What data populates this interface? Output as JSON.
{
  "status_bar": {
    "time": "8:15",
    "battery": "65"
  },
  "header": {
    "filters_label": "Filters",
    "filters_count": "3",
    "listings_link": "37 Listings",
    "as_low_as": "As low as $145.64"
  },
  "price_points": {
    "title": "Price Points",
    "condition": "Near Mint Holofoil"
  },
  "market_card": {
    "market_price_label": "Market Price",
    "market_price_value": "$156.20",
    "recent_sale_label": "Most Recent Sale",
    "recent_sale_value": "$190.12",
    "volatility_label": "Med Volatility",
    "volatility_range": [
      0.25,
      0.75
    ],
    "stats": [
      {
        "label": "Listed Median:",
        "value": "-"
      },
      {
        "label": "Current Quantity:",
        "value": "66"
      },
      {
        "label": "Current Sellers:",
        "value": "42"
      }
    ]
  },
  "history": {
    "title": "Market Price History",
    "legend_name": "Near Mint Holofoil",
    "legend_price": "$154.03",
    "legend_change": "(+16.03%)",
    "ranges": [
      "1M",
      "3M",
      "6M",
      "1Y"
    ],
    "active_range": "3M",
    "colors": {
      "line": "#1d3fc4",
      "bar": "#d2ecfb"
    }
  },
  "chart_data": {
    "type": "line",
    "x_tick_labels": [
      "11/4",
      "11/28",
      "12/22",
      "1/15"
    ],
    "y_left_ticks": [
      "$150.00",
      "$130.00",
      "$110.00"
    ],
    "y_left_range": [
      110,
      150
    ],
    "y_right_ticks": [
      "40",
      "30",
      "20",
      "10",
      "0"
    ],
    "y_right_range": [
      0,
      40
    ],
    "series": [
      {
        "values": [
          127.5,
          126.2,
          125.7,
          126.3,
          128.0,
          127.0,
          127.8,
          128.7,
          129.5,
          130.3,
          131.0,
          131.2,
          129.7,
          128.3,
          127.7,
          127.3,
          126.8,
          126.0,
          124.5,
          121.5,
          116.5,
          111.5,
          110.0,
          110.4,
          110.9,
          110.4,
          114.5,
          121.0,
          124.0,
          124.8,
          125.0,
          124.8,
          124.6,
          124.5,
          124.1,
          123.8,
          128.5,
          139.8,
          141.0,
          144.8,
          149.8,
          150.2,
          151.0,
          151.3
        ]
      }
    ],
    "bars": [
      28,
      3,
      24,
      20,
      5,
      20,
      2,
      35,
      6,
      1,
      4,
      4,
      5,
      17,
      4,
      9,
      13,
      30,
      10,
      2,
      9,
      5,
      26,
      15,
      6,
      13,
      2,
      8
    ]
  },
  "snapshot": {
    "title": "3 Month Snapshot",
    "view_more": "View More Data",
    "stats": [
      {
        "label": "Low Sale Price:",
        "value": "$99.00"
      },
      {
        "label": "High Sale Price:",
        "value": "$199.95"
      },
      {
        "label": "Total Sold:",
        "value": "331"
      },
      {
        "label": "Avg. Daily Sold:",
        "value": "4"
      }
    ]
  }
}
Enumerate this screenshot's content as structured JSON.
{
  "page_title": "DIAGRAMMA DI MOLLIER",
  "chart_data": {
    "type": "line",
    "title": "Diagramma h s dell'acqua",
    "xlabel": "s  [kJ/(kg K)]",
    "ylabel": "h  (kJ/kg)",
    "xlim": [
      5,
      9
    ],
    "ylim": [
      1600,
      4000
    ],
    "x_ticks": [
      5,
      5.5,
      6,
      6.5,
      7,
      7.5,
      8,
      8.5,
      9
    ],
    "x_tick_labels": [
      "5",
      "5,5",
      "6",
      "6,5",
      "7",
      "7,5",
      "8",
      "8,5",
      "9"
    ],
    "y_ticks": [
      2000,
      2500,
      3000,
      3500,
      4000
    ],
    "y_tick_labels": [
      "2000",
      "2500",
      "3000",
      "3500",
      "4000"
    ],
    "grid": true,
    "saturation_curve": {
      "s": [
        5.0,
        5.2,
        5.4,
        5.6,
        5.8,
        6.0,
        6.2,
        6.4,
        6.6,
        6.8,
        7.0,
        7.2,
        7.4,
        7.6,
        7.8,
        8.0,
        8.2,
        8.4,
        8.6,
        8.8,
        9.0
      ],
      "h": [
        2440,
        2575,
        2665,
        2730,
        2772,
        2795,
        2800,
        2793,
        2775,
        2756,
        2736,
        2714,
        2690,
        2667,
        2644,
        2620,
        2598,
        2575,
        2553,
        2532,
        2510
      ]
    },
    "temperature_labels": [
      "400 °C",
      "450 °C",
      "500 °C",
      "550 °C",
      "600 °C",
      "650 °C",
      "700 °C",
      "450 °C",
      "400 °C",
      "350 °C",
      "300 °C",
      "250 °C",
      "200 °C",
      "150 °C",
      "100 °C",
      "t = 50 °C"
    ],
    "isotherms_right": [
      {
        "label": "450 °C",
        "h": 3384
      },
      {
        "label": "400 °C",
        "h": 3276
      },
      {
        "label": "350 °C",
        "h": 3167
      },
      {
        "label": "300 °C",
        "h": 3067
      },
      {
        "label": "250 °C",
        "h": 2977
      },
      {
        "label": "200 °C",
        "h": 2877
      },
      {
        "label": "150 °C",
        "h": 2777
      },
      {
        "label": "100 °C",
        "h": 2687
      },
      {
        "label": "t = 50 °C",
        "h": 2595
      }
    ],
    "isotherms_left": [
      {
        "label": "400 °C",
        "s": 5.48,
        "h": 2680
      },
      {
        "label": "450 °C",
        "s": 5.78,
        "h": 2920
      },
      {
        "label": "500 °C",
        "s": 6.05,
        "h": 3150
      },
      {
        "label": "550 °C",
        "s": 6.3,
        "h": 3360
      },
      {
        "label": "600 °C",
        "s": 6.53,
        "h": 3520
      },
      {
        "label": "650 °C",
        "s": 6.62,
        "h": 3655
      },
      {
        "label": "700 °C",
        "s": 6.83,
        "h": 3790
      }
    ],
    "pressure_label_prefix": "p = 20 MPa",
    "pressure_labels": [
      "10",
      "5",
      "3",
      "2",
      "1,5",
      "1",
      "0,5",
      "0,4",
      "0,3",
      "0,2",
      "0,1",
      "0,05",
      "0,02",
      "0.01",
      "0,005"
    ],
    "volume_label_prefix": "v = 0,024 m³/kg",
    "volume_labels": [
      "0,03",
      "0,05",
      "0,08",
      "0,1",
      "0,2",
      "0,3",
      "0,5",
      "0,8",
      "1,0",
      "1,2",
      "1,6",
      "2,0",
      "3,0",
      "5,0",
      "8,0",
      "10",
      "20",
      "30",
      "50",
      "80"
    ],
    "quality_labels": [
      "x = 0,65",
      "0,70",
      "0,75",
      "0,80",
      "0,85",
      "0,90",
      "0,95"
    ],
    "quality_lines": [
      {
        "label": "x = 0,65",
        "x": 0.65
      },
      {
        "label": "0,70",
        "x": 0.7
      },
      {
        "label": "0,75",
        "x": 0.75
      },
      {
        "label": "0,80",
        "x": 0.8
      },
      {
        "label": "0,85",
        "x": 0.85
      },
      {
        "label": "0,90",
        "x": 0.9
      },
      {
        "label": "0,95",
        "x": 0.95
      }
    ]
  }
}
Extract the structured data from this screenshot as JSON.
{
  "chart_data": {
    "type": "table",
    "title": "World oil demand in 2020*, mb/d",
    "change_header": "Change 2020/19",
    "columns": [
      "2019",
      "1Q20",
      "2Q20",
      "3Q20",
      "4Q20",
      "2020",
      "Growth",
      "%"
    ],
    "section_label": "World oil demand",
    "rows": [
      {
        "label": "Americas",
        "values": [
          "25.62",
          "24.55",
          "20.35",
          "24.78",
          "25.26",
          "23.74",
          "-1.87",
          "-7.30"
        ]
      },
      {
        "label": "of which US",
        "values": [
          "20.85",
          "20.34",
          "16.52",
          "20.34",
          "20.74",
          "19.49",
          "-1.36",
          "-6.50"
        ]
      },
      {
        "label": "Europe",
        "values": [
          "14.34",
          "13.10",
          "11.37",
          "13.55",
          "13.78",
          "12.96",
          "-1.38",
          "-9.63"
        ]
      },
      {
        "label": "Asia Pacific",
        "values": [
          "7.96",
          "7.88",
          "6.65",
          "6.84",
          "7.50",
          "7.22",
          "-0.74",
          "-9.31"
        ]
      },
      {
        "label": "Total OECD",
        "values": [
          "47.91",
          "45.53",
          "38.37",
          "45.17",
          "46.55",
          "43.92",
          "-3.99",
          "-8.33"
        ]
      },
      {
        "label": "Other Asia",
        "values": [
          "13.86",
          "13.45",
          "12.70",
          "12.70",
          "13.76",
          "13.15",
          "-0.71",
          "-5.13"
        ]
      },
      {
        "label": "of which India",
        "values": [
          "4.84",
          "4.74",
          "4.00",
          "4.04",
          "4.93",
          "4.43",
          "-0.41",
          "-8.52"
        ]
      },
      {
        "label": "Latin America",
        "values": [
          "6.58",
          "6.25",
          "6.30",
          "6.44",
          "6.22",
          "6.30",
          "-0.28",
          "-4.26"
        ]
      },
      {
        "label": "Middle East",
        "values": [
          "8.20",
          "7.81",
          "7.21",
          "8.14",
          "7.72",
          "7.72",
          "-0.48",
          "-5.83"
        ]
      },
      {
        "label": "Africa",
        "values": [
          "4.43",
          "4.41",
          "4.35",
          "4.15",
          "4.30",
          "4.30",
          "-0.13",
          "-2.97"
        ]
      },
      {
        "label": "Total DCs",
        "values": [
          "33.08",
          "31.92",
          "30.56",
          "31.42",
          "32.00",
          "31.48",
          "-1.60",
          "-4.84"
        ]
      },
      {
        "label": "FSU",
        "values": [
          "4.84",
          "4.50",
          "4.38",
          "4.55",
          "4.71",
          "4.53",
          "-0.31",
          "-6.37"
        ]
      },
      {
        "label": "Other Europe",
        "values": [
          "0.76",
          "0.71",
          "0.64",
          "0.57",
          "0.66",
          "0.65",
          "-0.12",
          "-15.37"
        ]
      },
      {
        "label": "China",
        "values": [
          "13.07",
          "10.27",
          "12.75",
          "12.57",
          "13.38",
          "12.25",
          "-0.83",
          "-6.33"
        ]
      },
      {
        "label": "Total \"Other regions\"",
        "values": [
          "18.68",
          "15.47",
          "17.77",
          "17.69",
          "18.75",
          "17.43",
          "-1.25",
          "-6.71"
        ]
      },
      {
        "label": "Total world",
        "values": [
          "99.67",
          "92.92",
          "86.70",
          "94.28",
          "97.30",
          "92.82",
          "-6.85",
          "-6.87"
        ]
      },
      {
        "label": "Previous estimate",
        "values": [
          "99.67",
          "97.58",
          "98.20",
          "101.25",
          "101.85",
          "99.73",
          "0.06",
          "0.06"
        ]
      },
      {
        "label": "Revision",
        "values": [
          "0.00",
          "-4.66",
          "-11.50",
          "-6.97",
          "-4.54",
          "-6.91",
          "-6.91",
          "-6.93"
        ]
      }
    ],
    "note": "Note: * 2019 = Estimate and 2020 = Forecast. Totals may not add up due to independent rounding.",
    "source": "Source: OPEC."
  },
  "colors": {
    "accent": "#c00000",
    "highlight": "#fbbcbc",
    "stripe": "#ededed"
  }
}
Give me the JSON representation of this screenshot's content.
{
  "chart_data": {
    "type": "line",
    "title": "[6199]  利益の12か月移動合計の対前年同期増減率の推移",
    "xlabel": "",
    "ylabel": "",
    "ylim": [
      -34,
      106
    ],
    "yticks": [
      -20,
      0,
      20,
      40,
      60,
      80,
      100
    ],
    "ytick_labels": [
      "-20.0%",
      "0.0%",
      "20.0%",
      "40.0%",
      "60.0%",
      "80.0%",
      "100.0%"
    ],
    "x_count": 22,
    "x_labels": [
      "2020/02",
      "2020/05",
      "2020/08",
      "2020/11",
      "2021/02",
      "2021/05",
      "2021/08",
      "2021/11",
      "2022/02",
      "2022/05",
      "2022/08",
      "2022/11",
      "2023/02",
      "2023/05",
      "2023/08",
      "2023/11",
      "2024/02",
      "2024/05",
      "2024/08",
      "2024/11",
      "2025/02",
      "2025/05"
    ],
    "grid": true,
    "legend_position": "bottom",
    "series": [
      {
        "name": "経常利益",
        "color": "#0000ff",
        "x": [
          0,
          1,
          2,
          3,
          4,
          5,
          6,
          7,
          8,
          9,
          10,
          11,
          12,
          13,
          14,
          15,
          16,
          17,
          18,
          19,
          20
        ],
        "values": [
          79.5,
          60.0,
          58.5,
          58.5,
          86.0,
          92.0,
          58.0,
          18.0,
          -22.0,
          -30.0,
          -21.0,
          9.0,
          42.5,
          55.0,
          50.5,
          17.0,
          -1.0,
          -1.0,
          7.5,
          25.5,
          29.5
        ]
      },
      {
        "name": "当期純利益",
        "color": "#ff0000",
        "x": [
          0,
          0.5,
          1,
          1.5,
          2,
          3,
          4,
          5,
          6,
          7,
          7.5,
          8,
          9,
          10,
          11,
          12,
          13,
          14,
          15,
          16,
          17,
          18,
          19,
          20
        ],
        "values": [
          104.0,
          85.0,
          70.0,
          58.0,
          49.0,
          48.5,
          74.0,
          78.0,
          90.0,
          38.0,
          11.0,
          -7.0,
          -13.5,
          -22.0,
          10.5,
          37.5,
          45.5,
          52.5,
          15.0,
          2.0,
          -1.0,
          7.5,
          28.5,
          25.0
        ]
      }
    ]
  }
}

------------------------------------------------

**AIM OF THE TASK**.
Go through the records. Copy each line where "Current" appears.

**REPLY**.
        "label": "Current Quantity:",
        "label": "Current Sellers:",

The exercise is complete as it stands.